Listing start

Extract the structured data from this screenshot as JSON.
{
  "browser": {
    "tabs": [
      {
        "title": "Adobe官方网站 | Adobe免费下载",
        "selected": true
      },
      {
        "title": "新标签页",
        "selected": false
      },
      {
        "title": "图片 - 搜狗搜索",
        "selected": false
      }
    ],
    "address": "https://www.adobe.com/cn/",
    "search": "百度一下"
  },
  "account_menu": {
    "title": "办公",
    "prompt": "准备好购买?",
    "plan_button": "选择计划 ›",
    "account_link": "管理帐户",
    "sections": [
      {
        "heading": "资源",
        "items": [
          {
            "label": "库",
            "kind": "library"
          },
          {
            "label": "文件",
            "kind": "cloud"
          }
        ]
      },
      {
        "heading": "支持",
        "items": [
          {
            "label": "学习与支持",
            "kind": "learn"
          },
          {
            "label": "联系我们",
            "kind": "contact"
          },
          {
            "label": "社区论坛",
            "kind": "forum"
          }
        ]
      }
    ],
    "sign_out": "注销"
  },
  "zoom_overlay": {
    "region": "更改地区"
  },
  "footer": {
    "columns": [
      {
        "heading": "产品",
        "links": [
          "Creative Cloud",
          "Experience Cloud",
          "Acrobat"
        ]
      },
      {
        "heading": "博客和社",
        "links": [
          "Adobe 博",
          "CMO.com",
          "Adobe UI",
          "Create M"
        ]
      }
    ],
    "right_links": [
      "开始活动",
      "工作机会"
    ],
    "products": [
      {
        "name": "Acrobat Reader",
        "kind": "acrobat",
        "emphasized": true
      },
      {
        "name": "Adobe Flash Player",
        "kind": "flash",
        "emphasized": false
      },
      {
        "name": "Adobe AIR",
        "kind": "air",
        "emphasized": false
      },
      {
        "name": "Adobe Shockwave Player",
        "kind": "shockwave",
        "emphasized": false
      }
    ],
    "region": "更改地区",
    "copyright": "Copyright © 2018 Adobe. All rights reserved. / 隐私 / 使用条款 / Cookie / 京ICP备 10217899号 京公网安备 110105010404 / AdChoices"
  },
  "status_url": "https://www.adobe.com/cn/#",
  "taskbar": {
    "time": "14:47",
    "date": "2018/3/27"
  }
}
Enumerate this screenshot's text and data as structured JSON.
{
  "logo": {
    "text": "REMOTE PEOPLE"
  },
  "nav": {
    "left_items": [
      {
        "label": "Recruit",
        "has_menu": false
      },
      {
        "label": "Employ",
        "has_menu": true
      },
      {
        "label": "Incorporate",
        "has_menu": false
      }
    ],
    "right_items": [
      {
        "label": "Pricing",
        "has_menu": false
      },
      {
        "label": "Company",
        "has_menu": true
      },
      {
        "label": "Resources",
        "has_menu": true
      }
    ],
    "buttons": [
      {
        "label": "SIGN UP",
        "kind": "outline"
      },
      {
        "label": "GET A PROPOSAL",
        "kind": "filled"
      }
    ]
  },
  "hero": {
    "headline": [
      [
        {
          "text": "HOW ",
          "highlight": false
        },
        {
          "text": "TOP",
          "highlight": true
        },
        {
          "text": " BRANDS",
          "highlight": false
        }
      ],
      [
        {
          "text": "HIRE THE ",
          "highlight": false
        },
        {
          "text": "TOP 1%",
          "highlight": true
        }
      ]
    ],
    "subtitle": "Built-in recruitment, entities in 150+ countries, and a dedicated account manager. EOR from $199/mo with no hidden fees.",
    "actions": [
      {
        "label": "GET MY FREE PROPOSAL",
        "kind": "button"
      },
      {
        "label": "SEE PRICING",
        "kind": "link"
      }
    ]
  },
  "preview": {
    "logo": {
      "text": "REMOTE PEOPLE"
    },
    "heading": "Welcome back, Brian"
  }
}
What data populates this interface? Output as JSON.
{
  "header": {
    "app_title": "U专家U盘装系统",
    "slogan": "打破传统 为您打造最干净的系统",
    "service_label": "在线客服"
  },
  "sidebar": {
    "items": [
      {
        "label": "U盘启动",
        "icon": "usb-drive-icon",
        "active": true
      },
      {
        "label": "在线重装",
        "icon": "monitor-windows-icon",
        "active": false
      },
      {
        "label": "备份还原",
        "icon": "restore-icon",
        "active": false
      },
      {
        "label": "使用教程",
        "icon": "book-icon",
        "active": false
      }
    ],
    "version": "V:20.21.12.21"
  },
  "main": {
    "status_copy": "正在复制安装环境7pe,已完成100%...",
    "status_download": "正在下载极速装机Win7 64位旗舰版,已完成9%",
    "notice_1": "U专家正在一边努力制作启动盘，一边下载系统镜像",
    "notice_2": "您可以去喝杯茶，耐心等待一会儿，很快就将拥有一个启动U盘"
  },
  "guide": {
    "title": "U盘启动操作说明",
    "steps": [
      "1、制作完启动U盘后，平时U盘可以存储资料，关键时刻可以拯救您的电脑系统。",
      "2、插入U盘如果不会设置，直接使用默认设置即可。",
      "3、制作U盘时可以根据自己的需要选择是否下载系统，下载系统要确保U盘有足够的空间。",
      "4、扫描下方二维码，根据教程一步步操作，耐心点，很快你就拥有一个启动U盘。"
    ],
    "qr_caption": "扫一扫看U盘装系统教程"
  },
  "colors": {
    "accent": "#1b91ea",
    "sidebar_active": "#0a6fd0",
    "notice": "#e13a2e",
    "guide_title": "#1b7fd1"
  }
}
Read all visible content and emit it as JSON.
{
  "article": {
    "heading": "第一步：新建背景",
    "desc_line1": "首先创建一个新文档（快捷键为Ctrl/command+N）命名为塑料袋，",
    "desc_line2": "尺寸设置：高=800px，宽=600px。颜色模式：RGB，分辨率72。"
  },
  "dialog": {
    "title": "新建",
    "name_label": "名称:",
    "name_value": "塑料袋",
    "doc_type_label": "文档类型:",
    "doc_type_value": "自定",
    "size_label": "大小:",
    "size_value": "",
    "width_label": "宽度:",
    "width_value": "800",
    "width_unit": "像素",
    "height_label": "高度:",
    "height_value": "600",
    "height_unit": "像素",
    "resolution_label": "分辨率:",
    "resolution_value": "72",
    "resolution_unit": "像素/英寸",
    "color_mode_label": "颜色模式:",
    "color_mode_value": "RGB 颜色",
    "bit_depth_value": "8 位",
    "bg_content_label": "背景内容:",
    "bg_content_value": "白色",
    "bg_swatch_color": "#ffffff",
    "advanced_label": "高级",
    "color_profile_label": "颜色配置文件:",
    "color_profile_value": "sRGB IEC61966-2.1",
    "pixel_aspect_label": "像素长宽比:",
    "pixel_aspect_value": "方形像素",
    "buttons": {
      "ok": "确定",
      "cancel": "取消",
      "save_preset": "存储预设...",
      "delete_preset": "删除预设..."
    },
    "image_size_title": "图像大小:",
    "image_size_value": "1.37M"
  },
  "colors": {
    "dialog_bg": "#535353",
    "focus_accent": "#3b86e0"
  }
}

Listing end

● Task prompt
Restate every line of the data word for word.

● Solved exercise
Extract the structured data from this screenshot as JSON.
{
  "browser": {
    "tabs": [
      {
        "title": "Adobe官方网站 | Adobe免费下载",
        "selected": true
      },
      {
        "title": "新标签页",
        "selected": false
      },
      {
        "title": "图片 - 搜狗搜索",
        "selected": false
      }
    ],
    "address": "https://www.adobe.com/cn/",
    "search": "百度一下"
  },
  "account_menu": {
    "title": "办公",
    "prompt": "准备好购买?",
    "plan_button": "选择计划 ›",
    "account_link": "管理帐户",
    "sections": [
      {
        "heading": "资源",
        "items": [
          {
            "label": "库",
            "kind": "library"
          },
          {
            "label": "文件",
            "kind": "cloud"
          }
        ]
      },
      {
        "heading": "支持",
        "items": [
          {
            "label": "学习与支持",
            "kind": "learn"
          },
          {
            "label": "联系我们",
            "kind": "contact"
          },
          {
            "label": "社区论坛",
            "kind": "forum"
          }
        ]
      }
    ],
    "sign_out": "注销"
  },
  "zoom_overlay": {
    "region": "更改地区"
  },
  "footer": {
    "columns": [
      {
        "heading": "产品",
        "links": [
          "Creative Cloud",
          "Experience Cloud",
          "Acrobat"
        ]
      },
      {
        "heading": "博客和社",
        "links": [
          "Adobe 博",
          "CMO.com",
          "Adobe UI",
          "Create M"
        ]
      }
    ],
    "right_links": [
      "开始活动",
      "工作机会"
    ],
    "products": [
      {
        "name": "Acrobat Reader",
        "kind": "acrobat",
        "emphasized": true
      },
      {
        "name": "Adobe Flash Player",
        "kind": "flash",
        "emphasized": false
      },
      {
        "name": "Adobe AIR",
        "kind": "air",
        "emphasized": false
      },
      {
        "name": "Adobe Shockwave Player",
        "kind": "shockwave",
        "emphasized": false
      }
    ],
    "region": "更改地区",
    "copyright": "Copyright © 2018 Adobe. All rights reserved. / 隐私 / 使用条款 / Cookie / 京ICP备 10217899号 京公网安备 110105010404 / AdChoices"
  },
  "status_url": "https://www.adobe.com/cn/#",
  "taskbar": {
    "time": "14:47",
    "date": "2018/3/27"
  }
}
Enumerate this screenshot's text and data as structured JSON.
{
  "logo": {
    "text": "REMOTE PEOPLE"
  },
  "nav": {
    "left_items": [
      {
        "label": "Recruit",
        "has_menu": false
      },
      {
        "label": "Employ",
        "has_menu": true
      },
      {
        "label": "Incorporate",
        "has_menu": false
      }
    ],
    "right_items": [
      {
        "label": "Pricing",
        "has_menu": false
      },
      {
        "label": "Company",
        "has_menu": true
      },
      {
        "label": "Resources",
        "has_menu": true
      }
    ],
    "buttons": [
      {
        "label": "SIGN UP",
        "kind": "outline"
      },
      {
        "label": "GET A PROPOSAL",
        "kind": "filled"
      }
    ]
  },
  "hero": {
    "headline": [
      [
        {
          "text": "HOW ",
          "highlight": false
        },
        {
          "text": "TOP",
          "highlight": true
        },
        {
          "text": " BRANDS",
          "highlight": false
        }
      ],
      [
        {
          "text": "HIRE THE ",
          "highlight": false
        },
        {
          "text": "TOP 1%",
          "highlight": true
        }
      ]
    ],
    "subtitle": "Built-in recruitment, entities in 150+ countries, and a dedicated account manager. EOR from $199/mo with no hidden fees.",
    "actions": [
      {
        "label": "GET MY FREE PROPOSAL",
        "kind": "button"
      },
      {
        "label": "SEE PRICING",
        "kind": "link"
      }
    ]
  },
  "preview": {
    "logo": {
      "text": "REMOTE PEOPLE"
    },
    "heading": "Welcome back, Brian"
  }
}
What data populates this interface? Output as JSON.
{
  "header": {
    "app_title": "U专家U盘装系统",
    "slogan": "打破传统 为您打造最干净的系统",
    "service_label": "在线客服"
  },
  "sidebar": {
    "items": [
      {
        "label": "U盘启动",
        "icon": "usb-drive-icon",
        "active": true
      },
      {
        "label": "在线重装",
        "icon": "monitor-windows-icon",
        "active": false
      },
      {
        "label": "备份还原",
        "icon": "restore-icon",
        "active": false
      },
      {
        "label": "使用教程",
        "icon": "book-icon",
        "active": false
      }
    ],
    "version": "V:20.21.12.21"
  },
  "main": {
    "status_copy": "正在复制安装环境7pe,已完成100%...",
    "status_download": "正在下载极速装机Win7 64位旗舰版,已完成9%",
    "notice_1": "U专家正在一边努力制作启动盘，一边下载系统镜像",
    "notice_2": "您可以去喝杯茶，耐心等待一会儿，很快就将拥有一个启动U盘"
  },
  "guide": {
    "title": "U盘启动操作说明",
    "steps": [
      "1、制作完启动U盘后，平时U盘可以存储资料，关键时刻可以拯救您的电脑系统。",
      "2、插入U盘如果不会设置，直接使用默认设置即可。",
      "3、制作U盘时可以根据自己的需要选择是否下载系统，下载系统要确保U盘有足够的空间。",
      "4、扫描下方二维码，根据教程一步步操作，耐心点，很快你就拥有一个启动U盘。"
    ],
    "qr_caption": "扫一扫看U盘装系统教程"
  },
  "colors": {
    "accent": "#1b91ea",
    "sidebar_active": "#0a6fd0",
    "notice": "#e13a2e",
    "guide_title": "#1b7fd1"
  }
}
Read all visible content and emit it as JSON.
{
  "article": {
    "heading": "第一步：新建背景",
    "desc_line1": "首先创建一个新文档（快捷键为Ctrl/command+N）命名为塑料袋，",
    "desc_line2": "尺寸设置：高=800px，宽=600px。颜色模式：RGB，分辨率72。"
  },
  "dialog": {
    "title": "新建",
    "name_label": "名称:",
    "name_value": "塑料袋",
    "doc_type_label": "文档类型:",
    "doc_type_value": "自定",
    "size_label": "大小:",
    "size_value": "",
    "width_label": "宽度:",
    "width_value": "800",
    "width_unit": "像素",
    "height_label": "高度:",
    "height_value": "600",
    "height_unit": "像素",
    "resolution_label": "分辨率:",
    "resolution_value": "72",
    "resolution_unit": "像素/英寸",
    "color_mode_label": "颜色模式:",
    "color_mode_value": "RGB 颜色",
    "bit_depth_value": "8 位",
    "bg_content_label": "背景内容:",
    "bg_content_value": "白色",
    "bg_swatch_color": "#ffffff",
    "advanced_label": "高级",
    "color_profile_label": "颜色配置文件:",
    "color_profile_value": "sRGB IEC61966-2.1",
    "pixel_aspect_label": "像素长宽比:",
    "pixel_aspect_value": "方形像素",
    "buttons": {
      "ok": "确定",
      "cancel": "取消",
      "save_preset": "存储预设...",
      "delete_preset": "删除预设..."
    },
    "image_size_title": "图像大小:",
    "image_size_value": "1.37M"
  },
  "colors": {
    "dialog_bg": "#535353",
    "focus_accent": "#3b86e0"
  }
}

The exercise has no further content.